▶ _Exercise task_: Check every line below for the word "horse" and copy each one that has it.

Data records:
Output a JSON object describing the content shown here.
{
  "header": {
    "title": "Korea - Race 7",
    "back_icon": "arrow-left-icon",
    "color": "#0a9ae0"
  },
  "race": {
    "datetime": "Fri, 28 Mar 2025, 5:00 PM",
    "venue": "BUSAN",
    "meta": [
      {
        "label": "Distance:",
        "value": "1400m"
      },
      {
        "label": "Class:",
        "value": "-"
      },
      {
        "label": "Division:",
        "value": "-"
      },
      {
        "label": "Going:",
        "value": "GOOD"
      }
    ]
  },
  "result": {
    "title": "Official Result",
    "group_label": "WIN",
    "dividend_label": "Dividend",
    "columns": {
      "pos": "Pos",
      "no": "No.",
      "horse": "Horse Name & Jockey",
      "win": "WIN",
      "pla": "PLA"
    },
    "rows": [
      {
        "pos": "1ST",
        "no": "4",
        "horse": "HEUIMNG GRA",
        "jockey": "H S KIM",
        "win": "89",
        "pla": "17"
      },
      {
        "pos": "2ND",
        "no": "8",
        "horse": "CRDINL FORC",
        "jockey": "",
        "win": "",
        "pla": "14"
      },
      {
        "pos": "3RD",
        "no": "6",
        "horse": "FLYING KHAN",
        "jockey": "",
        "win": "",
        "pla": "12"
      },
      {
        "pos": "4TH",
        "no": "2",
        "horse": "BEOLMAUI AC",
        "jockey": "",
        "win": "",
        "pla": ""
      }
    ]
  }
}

▶ _Correct output_:
      "horse": "Horse Name & Jockey",
        "horse": "HEUIMNG GRA",
        "horse": "CRDINL FORC",
        "horse": "FLYING KHAN",
        "horse": "BEOLMAUI AC",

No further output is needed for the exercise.